REQUIRED WORK = State how many lines in the listing below include the word "each", and add nothing besides the number.

RECORDS FOR THIS TASK =

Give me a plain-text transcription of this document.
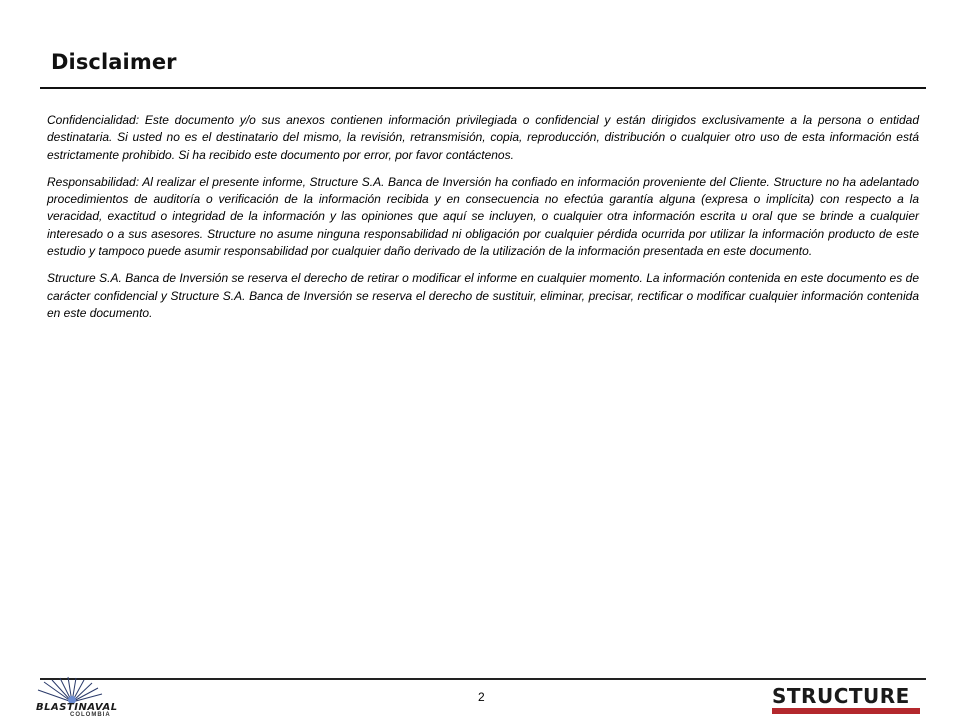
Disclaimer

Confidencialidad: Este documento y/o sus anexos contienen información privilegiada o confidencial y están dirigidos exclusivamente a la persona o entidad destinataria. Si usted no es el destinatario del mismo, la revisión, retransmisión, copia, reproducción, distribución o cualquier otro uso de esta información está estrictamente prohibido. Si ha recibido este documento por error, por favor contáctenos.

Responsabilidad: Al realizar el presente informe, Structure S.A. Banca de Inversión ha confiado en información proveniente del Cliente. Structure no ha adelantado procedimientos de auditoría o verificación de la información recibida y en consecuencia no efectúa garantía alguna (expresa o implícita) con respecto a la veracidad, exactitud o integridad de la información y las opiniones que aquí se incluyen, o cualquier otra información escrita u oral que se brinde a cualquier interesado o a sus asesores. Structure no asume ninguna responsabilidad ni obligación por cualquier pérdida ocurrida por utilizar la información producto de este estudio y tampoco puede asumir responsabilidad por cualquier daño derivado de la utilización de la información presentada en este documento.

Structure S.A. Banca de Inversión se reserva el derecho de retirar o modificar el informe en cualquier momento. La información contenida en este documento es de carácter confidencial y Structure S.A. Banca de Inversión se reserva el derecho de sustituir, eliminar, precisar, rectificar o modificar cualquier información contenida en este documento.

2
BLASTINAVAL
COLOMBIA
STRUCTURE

==

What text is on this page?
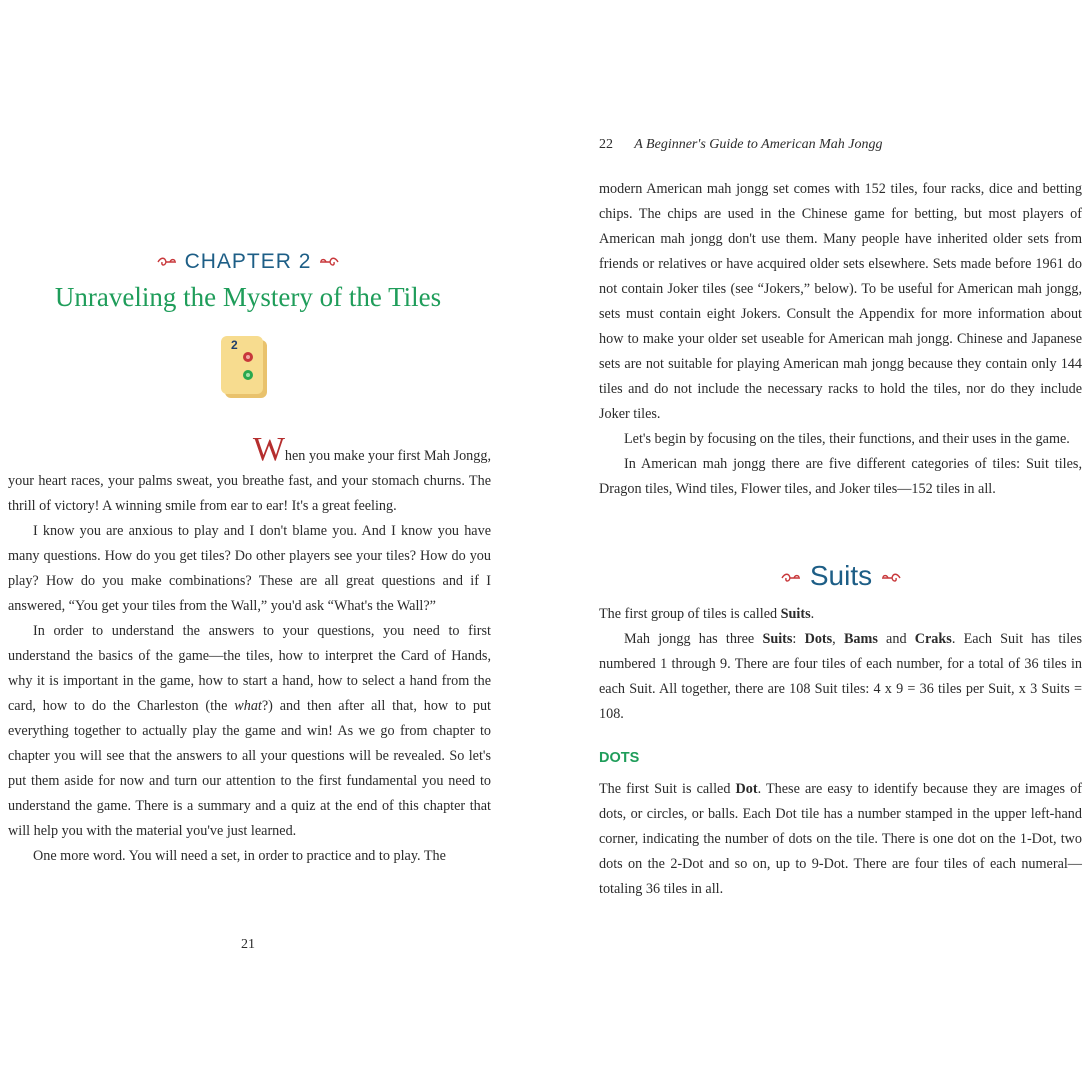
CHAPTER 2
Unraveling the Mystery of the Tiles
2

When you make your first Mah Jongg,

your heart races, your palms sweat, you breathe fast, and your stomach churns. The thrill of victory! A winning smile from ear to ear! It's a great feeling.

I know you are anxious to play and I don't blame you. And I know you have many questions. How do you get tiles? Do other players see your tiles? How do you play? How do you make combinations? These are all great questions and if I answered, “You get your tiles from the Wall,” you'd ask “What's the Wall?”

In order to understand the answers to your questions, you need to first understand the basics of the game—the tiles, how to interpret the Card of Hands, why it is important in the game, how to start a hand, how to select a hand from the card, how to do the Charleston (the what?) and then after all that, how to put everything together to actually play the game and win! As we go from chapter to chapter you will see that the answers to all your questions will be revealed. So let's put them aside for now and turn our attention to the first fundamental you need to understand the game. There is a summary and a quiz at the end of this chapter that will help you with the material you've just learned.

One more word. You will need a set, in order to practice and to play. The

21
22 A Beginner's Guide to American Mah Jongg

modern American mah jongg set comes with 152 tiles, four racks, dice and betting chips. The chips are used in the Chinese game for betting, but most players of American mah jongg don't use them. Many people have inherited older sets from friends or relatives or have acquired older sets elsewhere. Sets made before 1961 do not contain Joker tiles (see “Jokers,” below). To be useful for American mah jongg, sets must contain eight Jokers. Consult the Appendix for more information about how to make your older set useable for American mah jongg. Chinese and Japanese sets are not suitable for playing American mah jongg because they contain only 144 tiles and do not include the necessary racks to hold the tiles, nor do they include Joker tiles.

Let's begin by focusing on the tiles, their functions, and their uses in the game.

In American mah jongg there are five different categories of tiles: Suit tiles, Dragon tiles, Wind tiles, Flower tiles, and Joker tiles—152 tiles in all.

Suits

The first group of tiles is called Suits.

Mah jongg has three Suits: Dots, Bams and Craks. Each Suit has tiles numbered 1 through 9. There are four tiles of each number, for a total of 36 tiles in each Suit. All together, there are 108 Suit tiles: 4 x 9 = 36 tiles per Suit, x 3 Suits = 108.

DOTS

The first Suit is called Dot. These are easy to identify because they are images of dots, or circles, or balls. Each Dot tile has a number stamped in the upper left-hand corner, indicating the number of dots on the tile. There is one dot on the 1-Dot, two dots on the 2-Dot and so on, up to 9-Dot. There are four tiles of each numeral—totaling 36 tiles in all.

COMPLETED EXERCISE = 2